• [PROBLEM STATEMENT] Each record needs to be echoed exactly; can you do that?

• [RECORDS FOR THIS TASK]

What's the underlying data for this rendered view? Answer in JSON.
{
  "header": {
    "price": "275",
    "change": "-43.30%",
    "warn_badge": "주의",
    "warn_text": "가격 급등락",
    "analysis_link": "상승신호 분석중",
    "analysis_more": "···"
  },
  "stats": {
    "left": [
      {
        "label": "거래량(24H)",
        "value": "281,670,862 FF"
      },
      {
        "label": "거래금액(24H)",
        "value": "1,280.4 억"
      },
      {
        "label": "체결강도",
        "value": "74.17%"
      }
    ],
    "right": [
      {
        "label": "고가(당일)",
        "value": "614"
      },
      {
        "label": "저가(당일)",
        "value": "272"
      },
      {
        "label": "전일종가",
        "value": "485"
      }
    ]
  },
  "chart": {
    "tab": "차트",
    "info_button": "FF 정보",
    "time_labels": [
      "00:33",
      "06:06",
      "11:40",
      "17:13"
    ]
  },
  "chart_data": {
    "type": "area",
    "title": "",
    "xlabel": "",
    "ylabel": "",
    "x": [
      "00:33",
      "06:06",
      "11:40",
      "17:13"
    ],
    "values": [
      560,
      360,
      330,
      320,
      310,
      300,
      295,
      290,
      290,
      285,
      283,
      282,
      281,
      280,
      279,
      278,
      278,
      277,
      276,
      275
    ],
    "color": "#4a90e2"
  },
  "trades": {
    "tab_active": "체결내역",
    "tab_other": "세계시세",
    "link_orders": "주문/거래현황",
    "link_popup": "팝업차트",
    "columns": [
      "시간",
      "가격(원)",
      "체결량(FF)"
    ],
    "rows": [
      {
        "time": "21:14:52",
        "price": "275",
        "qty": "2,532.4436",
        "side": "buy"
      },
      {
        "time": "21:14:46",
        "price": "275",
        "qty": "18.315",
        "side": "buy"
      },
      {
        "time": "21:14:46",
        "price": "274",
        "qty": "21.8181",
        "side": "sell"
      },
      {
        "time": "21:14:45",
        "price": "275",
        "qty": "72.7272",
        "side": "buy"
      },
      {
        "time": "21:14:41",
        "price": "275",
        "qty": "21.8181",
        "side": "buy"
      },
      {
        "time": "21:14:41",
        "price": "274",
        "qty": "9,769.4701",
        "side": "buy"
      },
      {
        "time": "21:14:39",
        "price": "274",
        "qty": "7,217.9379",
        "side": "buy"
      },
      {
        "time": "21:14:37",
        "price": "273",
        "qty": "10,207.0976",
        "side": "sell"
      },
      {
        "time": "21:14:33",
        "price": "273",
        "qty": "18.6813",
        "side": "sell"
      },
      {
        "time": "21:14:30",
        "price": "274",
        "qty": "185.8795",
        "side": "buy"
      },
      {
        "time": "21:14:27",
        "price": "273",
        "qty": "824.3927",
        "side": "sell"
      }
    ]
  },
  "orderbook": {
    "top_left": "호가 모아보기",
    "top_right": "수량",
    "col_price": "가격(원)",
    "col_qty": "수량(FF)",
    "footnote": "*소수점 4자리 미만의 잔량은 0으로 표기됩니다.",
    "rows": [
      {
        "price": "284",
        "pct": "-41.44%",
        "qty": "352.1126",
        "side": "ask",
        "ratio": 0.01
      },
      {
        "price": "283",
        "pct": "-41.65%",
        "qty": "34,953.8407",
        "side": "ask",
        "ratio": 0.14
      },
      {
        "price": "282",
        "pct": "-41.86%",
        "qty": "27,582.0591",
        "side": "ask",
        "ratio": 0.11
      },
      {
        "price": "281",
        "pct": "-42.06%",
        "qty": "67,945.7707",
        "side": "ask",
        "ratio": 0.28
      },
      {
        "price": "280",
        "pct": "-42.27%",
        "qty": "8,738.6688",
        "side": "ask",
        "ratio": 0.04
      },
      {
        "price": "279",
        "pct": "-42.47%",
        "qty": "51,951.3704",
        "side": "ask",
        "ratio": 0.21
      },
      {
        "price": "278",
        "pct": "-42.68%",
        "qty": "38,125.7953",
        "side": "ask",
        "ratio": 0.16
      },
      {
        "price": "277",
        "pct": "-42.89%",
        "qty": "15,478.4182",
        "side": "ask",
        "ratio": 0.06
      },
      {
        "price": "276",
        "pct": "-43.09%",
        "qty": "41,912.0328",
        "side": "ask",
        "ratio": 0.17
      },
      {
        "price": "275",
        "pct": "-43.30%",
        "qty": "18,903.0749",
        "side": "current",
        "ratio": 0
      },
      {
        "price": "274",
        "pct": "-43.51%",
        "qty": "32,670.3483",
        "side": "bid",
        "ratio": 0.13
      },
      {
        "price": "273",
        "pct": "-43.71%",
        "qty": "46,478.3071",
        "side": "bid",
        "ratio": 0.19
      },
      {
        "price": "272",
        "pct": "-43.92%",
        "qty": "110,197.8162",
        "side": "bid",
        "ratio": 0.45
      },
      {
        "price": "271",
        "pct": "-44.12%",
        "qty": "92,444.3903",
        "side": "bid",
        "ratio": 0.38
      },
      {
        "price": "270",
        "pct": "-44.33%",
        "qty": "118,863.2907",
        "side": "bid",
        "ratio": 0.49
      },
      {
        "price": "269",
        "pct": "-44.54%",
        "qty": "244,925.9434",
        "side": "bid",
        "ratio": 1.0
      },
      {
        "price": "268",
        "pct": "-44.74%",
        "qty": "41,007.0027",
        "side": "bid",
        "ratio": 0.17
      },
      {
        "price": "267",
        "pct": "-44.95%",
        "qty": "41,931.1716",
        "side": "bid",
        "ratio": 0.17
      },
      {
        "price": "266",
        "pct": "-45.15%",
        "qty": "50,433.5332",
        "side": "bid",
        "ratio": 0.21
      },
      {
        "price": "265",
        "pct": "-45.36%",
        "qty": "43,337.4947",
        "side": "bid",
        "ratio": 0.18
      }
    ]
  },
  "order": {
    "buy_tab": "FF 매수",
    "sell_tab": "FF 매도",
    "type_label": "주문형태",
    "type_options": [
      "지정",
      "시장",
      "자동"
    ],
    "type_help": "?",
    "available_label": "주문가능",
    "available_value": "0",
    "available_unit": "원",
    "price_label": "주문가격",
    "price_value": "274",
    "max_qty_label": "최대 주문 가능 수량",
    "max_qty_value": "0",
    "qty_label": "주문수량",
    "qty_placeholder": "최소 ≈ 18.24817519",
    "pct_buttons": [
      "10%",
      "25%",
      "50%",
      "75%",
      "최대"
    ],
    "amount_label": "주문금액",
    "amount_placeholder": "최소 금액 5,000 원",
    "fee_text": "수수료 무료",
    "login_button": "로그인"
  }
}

• [WRITTEN ANSWER]
What's the underlying data for this rendered view? Answer in JSON.
{
  "header": {
    "price": "275",
    "change": "-43.30%",
    "warn_badge": "주의",
    "warn_text": "가격 급등락",
    "analysis_link": "상승신호 분석중",
    "analysis_more": "···"
  },
  "stats": {
    "left": [
      {
        "label": "거래량(24H)",
        "value": "281,670,862 FF"
      },
      {
        "label": "거래금액(24H)",
        "value": "1,280.4 억"
      },
      {
        "label": "체결강도",
        "value": "74.17%"
      }
    ],
    "right": [
      {
        "label": "고가(당일)",
        "value": "614"
      },
      {
        "label": "저가(당일)",
        "value": "272"
      },
      {
        "label": "전일종가",
        "value": "485"
      }
    ]
  },
  "chart": {
    "tab": "차트",
    "info_button": "FF 정보",
    "time_labels": [
      "00:33",
      "06:06",
      "11:40",
      "17:13"
    ]
  },
  "chart_data": {
    "type": "area",
    "title": "",
    "xlabel": "",
    "ylabel": "",
    "x": [
      "00:33",
      "06:06",
      "11:40",
      "17:13"
    ],
    "values": [
      560,
      360,
      330,
      320,
      310,
      300,
      295,
      290,
      290,
      285,
      283,
      282,
      281,
      280,
      279,
      278,
      278,
      277,
      276,
      275
    ],
    "color": "#4a90e2"
  },
  "trades": {
    "tab_active": "체결내역",
    "tab_other": "세계시세",
    "link_orders": "주문/거래현황",
    "link_popup": "팝업차트",
    "columns": [
      "시간",
      "가격(원)",
      "체결량(FF)"
    ],
    "rows": [
      {
        "time": "21:14:52",
        "price": "275",
        "qty": "2,532.4436",
        "side": "buy"
      },
      {
        "time": "21:14:46",
        "price": "275",
        "qty": "18.315",
        "side": "buy"
      },
      {
        "time": "21:14:46",
        "price": "274",
        "qty": "21.8181",
        "side": "sell"
      },
      {
        "time": "21:14:45",
        "price": "275",
        "qty": "72.7272",
        "side": "buy"
      },
      {
        "time": "21:14:41",
        "price": "275",
        "qty": "21.8181",
        "side": "buy"
      },
      {
        "time": "21:14:41",
        "price": "274",
        "qty": "9,769.4701",
        "side": "buy"
      },
      {
        "time": "21:14:39",
        "price": "274",
        "qty": "7,217.9379",
        "side": "buy"
      },
      {
        "time": "21:14:37",
        "price": "273",
        "qty": "10,207.0976",
        "side": "sell"
      },
      {
        "time": "21:14:33",
        "price": "273",
        "qty": "18.6813",
        "side": "sell"
      },
      {
        "time": "21:14:30",
        "price": "274",
        "qty": "185.8795",
        "side": "buy"
      },
      {
        "time": "21:14:27",
        "price": "273",
        "qty": "824.3927",
        "side": "sell"
      }
    ]
  },
  "orderbook": {
    "top_left": "호가 모아보기",
    "top_right": "수량",
    "col_price": "가격(원)",
    "col_qty": "수량(FF)",
    "footnote": "*소수점 4자리 미만의 잔량은 0으로 표기됩니다.",
    "rows": [
      {
        "price": "284",
        "pct": "-41.44%",
        "qty": "352.1126",
        "side": "ask",
        "ratio": 0.01
      },
      {
        "price": "283",
        "pct": "-41.65%",
        "qty": "34,953.8407",
        "side": "ask",
        "ratio": 0.14
      },
      {
        "price": "282",
        "pct": "-41.86%",
        "qty": "27,582.0591",
        "side": "ask",
        "ratio": 0.11
      },
      {
        "price": "281",
        "pct": "-42.06%",
        "qty": "67,945.7707",
        "side": "ask",
        "ratio": 0.28
      },
      {
        "price": "280",
        "pct": "-42.27%",
        "qty": "8,738.6688",
        "side": "ask",
        "ratio": 0.04
      },
      {
        "price": "279",
        "pct": "-42.47%",
        "qty": "51,951.3704",
        "side": "ask",
        "ratio": 0.21
      },
      {
        "price": "278",
        "pct": "-42.68%",
        "qty": "38,125.7953",
        "side": "ask",
        "ratio": 0.16
      },
      {
        "price": "277",
        "pct": "-42.89%",
        "qty": "15,478.4182",
        "side": "ask",
        "ratio": 0.06
      },
      {
        "price": "276",
        "pct": "-43.09%",
        "qty": "41,912.0328",
        "side": "ask",
        "ratio": 0.17
      },
      {
        "price": "275",
        "pct": "-43.30%",
        "qty": "18,903.0749",
        "side": "current",
        "ratio": 0
      },
      {
        "price": "274",
        "pct": "-43.51%",
        "qty": "32,670.3483",
        "side": "bid",
        "ratio": 0.13
      },
      {
        "price": "273",
        "pct": "-43.71%",
        "qty": "46,478.3071",
        "side": "bid",
        "ratio": 0.19
      },
      {
        "price": "272",
        "pct": "-43.92%",
        "qty": "110,197.8162",
        "side": "bid",
        "ratio": 0.45
      },
      {
        "price": "271",
        "pct": "-44.12%",
        "qty": "92,444.3903",
        "side": "bid",
        "ratio": 0.38
      },
      {
        "price": "270",
        "pct": "-44.33%",
        "qty": "118,863.2907",
        "side": "bid",
        "ratio": 0.49
      },
      {
        "price": "269",
        "pct": "-44.54%",
        "qty": "244,925.9434",
        "side": "bid",
        "ratio": 1.0
      },
      {
        "price": "268",
        "pct": "-44.74%",
        "qty": "41,007.0027",
        "side": "bid",
        "ratio": 0.17
      },
      {
        "price": "267",
        "pct": "-44.95%",
        "qty": "41,931.1716",
        "side": "bid",
        "ratio": 0.17
      },
      {
        "price": "266",
        "pct": "-45.15%",
        "qty": "50,433.5332",
        "side": "bid",
        "ratio": 0.21
      },
      {
        "price": "265",
        "pct": "-45.36%",
        "qty": "43,337.4947",
        "side": "bid",
        "ratio": 0.18
      }
    ]
  },
  "order": {
    "buy_tab": "FF 매수",
    "sell_tab": "FF 매도",
    "type_label": "주문형태",
    "type_options": [
      "지정",
      "시장",
      "자동"
    ],
    "type_help": "?",
    "available_label": "주문가능",
    "available_value": "0",
    "available_unit": "원",
    "price_label": "주문가격",
    "price_value": "274",
    "max_qty_label": "최대 주문 가능 수량",
    "max_qty_value": "0",
    "qty_label": "주문수량",
    "qty_placeholder": "최소 ≈ 18.24817519",
    "pct_buttons": [
      "10%",
      "25%",
      "50%",
      "75%",
      "최대"
    ],
    "amount_label": "주문금액",
    "amount_placeholder": "최소 금액 5,000 원",
    "fee_text": "수수료 무료",
    "login_button": "로그인"
  }
}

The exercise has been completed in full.